• WHAT YOU HAVE TO DO:
All of the records below must be output exactly, with no pictures carried over.

Dataset rows about figures:

╔══

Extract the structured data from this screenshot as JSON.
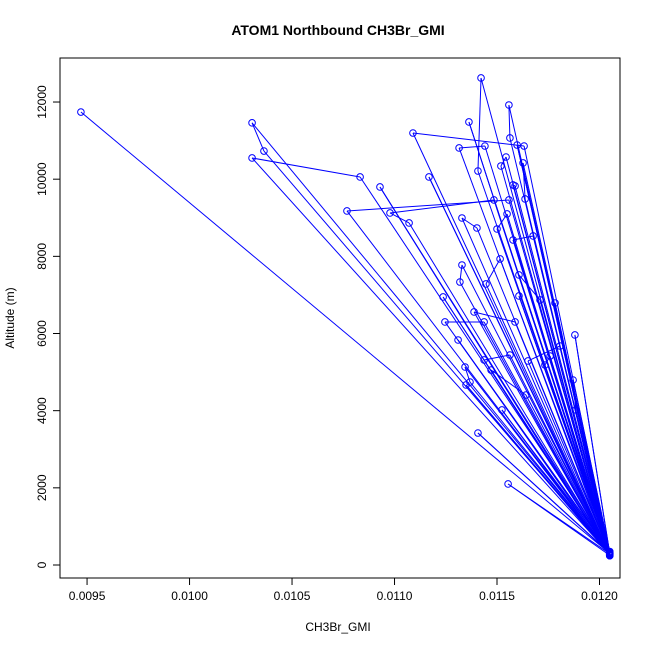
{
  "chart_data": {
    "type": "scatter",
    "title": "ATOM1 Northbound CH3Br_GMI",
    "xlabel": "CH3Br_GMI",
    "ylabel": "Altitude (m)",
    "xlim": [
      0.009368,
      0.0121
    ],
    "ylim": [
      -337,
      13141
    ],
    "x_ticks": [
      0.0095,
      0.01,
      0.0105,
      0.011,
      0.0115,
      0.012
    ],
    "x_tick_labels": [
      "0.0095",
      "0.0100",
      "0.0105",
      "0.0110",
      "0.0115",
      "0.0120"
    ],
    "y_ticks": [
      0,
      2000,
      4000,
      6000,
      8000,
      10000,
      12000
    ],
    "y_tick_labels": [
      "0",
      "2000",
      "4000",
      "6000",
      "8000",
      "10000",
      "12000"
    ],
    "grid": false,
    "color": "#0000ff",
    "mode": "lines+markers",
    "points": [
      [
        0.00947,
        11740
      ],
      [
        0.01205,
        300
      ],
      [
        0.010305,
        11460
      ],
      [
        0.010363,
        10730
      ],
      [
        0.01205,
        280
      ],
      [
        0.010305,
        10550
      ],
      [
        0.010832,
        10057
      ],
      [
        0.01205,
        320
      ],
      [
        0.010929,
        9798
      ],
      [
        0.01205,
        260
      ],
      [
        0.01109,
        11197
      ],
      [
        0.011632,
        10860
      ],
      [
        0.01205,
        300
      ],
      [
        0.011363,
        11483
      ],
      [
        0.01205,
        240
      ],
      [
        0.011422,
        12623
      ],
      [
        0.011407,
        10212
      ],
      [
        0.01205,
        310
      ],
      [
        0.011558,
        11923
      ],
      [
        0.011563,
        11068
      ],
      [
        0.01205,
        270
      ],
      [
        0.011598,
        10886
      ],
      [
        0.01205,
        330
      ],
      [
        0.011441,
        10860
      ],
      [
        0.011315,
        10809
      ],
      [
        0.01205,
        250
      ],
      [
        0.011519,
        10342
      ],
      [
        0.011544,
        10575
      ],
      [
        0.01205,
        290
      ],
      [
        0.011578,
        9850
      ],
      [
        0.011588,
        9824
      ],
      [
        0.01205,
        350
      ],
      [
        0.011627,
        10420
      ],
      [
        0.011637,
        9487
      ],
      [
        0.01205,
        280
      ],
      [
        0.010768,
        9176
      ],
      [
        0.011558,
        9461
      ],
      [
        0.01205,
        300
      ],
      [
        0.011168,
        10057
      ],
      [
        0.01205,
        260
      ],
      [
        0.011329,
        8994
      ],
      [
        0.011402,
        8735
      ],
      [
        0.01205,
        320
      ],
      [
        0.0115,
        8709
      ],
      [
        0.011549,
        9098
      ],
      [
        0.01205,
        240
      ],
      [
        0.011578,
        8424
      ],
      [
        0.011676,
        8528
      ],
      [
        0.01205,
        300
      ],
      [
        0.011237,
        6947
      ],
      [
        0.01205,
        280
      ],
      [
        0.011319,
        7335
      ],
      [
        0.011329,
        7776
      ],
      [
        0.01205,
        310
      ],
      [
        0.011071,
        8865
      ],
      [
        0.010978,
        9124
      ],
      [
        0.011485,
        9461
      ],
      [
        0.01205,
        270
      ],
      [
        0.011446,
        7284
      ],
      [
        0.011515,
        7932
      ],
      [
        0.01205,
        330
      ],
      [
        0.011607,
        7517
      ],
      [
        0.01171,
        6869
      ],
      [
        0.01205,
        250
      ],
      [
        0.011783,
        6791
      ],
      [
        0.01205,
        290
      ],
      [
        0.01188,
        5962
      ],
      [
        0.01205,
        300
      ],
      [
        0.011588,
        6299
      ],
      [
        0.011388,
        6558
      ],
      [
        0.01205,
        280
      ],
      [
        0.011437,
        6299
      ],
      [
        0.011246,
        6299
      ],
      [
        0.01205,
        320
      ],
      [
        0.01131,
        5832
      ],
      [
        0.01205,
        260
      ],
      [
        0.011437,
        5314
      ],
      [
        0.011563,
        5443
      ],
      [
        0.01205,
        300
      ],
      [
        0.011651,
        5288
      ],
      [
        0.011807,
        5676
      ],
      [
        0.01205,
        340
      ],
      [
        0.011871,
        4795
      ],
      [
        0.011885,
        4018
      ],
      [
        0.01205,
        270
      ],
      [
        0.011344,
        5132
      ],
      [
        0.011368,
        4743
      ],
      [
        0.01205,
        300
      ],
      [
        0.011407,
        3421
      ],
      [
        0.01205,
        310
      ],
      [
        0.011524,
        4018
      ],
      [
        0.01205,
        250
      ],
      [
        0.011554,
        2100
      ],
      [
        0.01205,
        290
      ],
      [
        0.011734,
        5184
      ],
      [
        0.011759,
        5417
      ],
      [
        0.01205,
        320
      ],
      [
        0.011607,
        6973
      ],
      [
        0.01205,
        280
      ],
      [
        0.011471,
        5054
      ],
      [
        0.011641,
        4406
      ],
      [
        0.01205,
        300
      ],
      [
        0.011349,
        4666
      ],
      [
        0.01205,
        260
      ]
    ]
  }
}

╚══

• THE RESPONSE:
Extract the structured data from this screenshot as JSON.
{
  "chart_data": {
    "type": "scatter",
    "title": "ATOM1 Northbound CH3Br_GMI",
    "xlabel": "CH3Br_GMI",
    "ylabel": "Altitude (m)",
    "xlim": [
      0.009368,
      0.0121
    ],
    "ylim": [
      -337,
      13141
    ],
    "x_ticks": [
      0.0095,
      0.01,
      0.0105,
      0.011,
      0.0115,
      0.012
    ],
    "x_tick_labels": [
      "0.0095",
      "0.0100",
      "0.0105",
      "0.0110",
      "0.0115",
      "0.0120"
    ],
    "y_ticks": [
      0,
      2000,
      4000,
      6000,
      8000,
      10000,
      12000
    ],
    "y_tick_labels": [
      "0",
      "2000",
      "4000",
      "6000",
      "8000",
      "10000",
      "12000"
    ],
    "grid": false,
    "color": "#0000ff",
    "mode": "lines+markers",
    "points": [
      [
        0.00947,
        11740
      ],
      [
        0.01205,
        300
      ],
      [
        0.010305,
        11460
      ],
      [
        0.010363,
        10730
      ],
      [
        0.01205,
        280
      ],
      [
        0.010305,
        10550
      ],
      [
        0.010832,
        10057
      ],
      [
        0.01205,
        320
      ],
      [
        0.010929,
        9798
      ],
      [
        0.01205,
        260
      ],
      [
        0.01109,
        11197
      ],
      [
        0.011632,
        10860
      ],
      [
        0.01205,
        300
      ],
      [
        0.011363,
        11483
      ],
      [
        0.01205,
        240
      ],
      [
        0.011422,
        12623
      ],
      [
        0.011407,
        10212
      ],
      [
        0.01205,
        310
      ],
      [
        0.011558,
        11923
      ],
      [
        0.011563,
        11068
      ],
      [
        0.01205,
        270
      ],
      [
        0.011598,
        10886
      ],
      [
        0.01205,
        330
      ],
      [
        0.011441,
        10860
      ],
      [
        0.011315,
        10809
      ],
      [
        0.01205,
        250
      ],
      [
        0.011519,
        10342
      ],
      [
        0.011544,
        10575
      ],
      [
        0.01205,
        290
      ],
      [
        0.011578,
        9850
      ],
      [
        0.011588,
        9824
      ],
      [
        0.01205,
        350
      ],
      [
        0.011627,
        10420
      ],
      [
        0.011637,
        9487
      ],
      [
        0.01205,
        280
      ],
      [
        0.010768,
        9176
      ],
      [
        0.011558,
        9461
      ],
      [
        0.01205,
        300
      ],
      [
        0.011168,
        10057
      ],
      [
        0.01205,
        260
      ],
      [
        0.011329,
        8994
      ],
      [
        0.011402,
        8735
      ],
      [
        0.01205,
        320
      ],
      [
        0.0115,
        8709
      ],
      [
        0.011549,
        9098
      ],
      [
        0.01205,
        240
      ],
      [
        0.011578,
        8424
      ],
      [
        0.011676,
        8528
      ],
      [
        0.01205,
        300
      ],
      [
        0.011237,
        6947
      ],
      [
        0.01205,
        280
      ],
      [
        0.011319,
        7335
      ],
      [
        0.011329,
        7776
      ],
      [
        0.01205,
        310
      ],
      [
        0.011071,
        8865
      ],
      [
        0.010978,
        9124
      ],
      [
        0.011485,
        9461
      ],
      [
        0.01205,
        270
      ],
      [
        0.011446,
        7284
      ],
      [
        0.011515,
        7932
      ],
      [
        0.01205,
        330
      ],
      [
        0.011607,
        7517
      ],
      [
        0.01171,
        6869
      ],
      [
        0.01205,
        250
      ],
      [
        0.011783,
        6791
      ],
      [
        0.01205,
        290
      ],
      [
        0.01188,
        5962
      ],
      [
        0.01205,
        300
      ],
      [
        0.011588,
        6299
      ],
      [
        0.011388,
        6558
      ],
      [
        0.01205,
        280
      ],
      [
        0.011437,
        6299
      ],
      [
        0.011246,
        6299
      ],
      [
        0.01205,
        320
      ],
      [
        0.01131,
        5832
      ],
      [
        0.01205,
        260
      ],
      [
        0.011437,
        5314
      ],
      [
        0.011563,
        5443
      ],
      [
        0.01205,
        300
      ],
      [
        0.011651,
        5288
      ],
      [
        0.011807,
        5676
      ],
      [
        0.01205,
        340
      ],
      [
        0.011871,
        4795
      ],
      [
        0.011885,
        4018
      ],
      [
        0.01205,
        270
      ],
      [
        0.011344,
        5132
      ],
      [
        0.011368,
        4743
      ],
      [
        0.01205,
        300
      ],
      [
        0.011407,
        3421
      ],
      [
        0.01205,
        310
      ],
      [
        0.011524,
        4018
      ],
      [
        0.01205,
        250
      ],
      [
        0.011554,
        2100
      ],
      [
        0.01205,
        290
      ],
      [
        0.011734,
        5184
      ],
      [
        0.011759,
        5417
      ],
      [
        0.01205,
        320
      ],
      [
        0.011607,
        6973
      ],
      [
        0.01205,
        280
      ],
      [
        0.011471,
        5054
      ],
      [
        0.011641,
        4406
      ],
      [
        0.01205,
        300
      ],
      [
        0.011349,
        4666
      ],
      [
        0.01205,
        260
      ]
    ]
  }
}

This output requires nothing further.